**To be done:** Below are some entries. Copy each line that holds the string "name".

**Supplied entries:**
——

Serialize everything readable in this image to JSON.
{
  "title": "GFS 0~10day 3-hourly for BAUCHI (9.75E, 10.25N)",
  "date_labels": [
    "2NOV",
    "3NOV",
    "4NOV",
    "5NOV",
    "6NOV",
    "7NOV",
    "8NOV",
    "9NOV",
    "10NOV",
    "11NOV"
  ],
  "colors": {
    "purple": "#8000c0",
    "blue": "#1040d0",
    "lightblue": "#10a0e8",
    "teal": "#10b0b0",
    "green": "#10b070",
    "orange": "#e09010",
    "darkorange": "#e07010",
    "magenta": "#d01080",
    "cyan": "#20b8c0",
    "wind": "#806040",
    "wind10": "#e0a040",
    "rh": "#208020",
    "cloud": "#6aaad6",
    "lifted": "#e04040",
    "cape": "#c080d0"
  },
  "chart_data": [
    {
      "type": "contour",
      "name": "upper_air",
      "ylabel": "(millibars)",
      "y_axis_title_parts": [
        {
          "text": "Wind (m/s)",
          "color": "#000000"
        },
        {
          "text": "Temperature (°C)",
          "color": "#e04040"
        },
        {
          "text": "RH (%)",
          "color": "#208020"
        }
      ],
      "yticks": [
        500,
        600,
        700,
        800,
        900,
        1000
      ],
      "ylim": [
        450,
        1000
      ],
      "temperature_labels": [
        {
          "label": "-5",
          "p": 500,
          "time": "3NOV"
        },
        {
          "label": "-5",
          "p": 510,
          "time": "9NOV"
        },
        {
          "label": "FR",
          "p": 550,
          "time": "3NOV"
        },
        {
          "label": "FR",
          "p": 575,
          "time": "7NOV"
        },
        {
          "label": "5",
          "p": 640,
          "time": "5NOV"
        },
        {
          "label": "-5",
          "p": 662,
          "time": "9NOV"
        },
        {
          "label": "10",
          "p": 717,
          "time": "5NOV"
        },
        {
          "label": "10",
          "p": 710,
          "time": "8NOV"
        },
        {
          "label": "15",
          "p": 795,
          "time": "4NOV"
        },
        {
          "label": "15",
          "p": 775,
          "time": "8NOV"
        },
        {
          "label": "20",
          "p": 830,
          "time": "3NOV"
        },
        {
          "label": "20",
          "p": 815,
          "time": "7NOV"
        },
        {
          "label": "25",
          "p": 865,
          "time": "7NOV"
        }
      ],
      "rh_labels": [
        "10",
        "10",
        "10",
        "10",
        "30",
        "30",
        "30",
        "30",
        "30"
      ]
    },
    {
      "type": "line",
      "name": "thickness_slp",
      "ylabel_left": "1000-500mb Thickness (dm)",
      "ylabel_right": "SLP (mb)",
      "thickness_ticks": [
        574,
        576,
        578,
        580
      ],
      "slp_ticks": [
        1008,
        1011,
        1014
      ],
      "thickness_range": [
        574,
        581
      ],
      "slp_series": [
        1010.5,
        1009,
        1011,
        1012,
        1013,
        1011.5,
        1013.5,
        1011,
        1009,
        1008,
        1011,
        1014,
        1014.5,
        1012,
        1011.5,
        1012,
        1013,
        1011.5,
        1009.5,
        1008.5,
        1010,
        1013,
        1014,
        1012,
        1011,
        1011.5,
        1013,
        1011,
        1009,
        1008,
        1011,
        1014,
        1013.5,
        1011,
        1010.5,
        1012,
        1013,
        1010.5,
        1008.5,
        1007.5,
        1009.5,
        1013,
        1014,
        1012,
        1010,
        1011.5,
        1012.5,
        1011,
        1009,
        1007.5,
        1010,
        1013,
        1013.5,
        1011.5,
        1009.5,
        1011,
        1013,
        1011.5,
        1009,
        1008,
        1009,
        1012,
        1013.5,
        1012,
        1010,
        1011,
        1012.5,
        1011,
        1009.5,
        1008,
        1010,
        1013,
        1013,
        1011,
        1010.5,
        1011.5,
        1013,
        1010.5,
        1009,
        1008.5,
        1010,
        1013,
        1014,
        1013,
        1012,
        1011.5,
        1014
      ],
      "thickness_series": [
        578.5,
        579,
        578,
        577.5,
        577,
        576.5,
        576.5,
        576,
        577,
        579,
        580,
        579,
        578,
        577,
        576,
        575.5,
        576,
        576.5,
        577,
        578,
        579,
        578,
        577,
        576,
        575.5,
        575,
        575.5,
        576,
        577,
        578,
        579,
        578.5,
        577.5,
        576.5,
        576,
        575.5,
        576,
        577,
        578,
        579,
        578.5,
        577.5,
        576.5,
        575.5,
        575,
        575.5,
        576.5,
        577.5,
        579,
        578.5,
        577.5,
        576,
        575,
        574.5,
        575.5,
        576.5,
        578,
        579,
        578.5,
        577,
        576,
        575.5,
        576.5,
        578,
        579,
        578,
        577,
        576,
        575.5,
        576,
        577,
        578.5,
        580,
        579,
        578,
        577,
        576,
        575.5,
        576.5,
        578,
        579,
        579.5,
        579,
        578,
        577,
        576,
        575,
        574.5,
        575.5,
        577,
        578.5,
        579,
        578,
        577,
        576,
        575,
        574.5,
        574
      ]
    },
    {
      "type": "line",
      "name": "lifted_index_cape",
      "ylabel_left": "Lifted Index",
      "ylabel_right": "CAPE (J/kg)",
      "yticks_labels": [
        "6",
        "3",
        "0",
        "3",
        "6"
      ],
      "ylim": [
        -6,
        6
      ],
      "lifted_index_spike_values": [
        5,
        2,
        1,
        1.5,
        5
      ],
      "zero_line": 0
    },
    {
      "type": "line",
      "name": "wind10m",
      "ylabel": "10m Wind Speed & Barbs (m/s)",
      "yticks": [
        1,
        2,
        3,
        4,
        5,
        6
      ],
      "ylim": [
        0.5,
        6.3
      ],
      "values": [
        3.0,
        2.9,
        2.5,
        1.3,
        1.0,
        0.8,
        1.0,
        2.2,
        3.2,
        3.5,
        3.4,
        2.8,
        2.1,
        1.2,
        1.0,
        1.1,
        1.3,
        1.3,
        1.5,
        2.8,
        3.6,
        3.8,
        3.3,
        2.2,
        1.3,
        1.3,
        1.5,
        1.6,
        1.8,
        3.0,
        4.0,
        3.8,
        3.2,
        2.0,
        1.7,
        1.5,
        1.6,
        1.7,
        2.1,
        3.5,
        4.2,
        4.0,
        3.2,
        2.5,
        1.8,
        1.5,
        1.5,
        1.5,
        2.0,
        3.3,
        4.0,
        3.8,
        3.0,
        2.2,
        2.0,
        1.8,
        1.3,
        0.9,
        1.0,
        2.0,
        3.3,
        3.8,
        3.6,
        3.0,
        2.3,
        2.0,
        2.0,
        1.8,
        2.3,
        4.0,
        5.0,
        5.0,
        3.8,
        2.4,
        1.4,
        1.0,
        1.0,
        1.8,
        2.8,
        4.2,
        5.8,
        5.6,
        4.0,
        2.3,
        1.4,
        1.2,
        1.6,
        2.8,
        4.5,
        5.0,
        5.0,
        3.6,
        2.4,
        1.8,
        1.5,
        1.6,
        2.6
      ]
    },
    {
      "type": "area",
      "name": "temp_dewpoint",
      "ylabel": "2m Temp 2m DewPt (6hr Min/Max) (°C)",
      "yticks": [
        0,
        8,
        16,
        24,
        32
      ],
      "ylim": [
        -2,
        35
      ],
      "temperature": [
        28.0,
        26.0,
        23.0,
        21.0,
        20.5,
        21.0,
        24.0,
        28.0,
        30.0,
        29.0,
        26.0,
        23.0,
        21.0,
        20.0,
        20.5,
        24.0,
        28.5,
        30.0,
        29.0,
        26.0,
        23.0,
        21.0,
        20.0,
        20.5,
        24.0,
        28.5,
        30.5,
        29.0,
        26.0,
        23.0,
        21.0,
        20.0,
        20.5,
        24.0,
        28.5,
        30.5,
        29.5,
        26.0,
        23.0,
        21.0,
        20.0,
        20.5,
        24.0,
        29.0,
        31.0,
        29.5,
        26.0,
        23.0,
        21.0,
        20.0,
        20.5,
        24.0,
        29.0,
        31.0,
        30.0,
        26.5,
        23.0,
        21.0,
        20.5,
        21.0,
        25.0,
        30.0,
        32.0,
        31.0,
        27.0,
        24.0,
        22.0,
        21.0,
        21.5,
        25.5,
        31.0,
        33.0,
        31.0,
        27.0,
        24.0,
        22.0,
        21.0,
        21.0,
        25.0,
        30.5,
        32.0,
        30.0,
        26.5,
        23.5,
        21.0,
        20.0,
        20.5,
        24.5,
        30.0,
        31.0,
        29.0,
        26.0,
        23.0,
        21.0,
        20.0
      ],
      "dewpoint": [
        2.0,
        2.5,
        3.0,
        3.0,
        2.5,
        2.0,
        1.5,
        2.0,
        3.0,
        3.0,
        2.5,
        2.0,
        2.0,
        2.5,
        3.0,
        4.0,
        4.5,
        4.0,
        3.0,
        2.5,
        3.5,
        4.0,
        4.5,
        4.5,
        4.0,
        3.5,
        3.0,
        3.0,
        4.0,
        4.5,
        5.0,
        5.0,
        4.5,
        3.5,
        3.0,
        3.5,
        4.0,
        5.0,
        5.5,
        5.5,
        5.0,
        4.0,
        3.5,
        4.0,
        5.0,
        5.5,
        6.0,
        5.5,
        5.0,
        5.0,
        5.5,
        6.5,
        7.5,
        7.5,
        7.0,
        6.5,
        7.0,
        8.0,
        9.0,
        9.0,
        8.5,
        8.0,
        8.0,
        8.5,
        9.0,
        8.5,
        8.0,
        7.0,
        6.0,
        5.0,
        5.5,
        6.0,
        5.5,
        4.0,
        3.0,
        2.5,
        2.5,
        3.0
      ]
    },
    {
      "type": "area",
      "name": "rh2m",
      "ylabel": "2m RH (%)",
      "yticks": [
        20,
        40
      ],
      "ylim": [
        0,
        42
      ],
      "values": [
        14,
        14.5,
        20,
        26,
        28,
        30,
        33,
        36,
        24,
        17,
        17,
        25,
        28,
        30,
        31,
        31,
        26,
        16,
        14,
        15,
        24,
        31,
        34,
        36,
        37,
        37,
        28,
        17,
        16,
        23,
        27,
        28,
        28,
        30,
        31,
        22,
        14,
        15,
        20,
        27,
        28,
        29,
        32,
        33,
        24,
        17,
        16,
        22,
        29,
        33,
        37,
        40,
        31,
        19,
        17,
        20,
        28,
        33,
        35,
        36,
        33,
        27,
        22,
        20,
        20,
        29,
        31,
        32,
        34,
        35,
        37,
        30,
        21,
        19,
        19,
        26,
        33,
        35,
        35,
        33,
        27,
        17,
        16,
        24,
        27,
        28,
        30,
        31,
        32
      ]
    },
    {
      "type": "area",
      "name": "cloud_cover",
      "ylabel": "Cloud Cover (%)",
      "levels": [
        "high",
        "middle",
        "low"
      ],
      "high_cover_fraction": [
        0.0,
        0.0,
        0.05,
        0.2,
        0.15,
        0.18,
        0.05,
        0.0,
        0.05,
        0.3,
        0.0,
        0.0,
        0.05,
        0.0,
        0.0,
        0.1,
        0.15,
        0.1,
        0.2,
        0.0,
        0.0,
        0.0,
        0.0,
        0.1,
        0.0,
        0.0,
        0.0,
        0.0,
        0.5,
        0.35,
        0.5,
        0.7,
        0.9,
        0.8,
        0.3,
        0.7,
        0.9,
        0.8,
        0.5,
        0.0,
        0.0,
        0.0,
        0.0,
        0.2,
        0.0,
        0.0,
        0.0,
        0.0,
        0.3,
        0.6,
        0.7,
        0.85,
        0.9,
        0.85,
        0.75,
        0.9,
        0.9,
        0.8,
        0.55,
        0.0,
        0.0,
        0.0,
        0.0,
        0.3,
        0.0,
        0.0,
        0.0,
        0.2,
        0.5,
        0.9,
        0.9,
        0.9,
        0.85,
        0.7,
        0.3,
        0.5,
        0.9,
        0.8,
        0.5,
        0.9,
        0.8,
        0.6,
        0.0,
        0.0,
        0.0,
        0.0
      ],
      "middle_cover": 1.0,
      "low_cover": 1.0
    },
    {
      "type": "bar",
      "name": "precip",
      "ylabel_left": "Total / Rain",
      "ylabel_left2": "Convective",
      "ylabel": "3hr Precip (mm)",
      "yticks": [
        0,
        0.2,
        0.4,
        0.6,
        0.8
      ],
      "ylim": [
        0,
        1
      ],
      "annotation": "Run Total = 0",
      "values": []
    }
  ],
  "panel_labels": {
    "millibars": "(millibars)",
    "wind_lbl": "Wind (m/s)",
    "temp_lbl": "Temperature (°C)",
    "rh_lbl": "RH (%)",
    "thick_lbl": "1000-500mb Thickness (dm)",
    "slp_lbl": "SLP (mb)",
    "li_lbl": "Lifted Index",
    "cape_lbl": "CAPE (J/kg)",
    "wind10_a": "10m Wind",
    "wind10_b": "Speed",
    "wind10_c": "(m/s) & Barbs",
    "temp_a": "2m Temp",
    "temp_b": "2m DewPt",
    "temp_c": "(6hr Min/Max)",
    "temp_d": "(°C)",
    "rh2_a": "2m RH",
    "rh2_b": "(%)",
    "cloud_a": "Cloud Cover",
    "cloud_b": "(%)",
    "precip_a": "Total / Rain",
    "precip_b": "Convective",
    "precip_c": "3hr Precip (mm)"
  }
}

——

**Output:**
      "name": "upper_air",
      "name": "thickness_slp",
      "name": "lifted_index_cape",
      "name": "wind10m",
      "name": "temp_dewpoint",
      "name": "rh2m",
      "name": "cloud_cover",
      "name": "precip",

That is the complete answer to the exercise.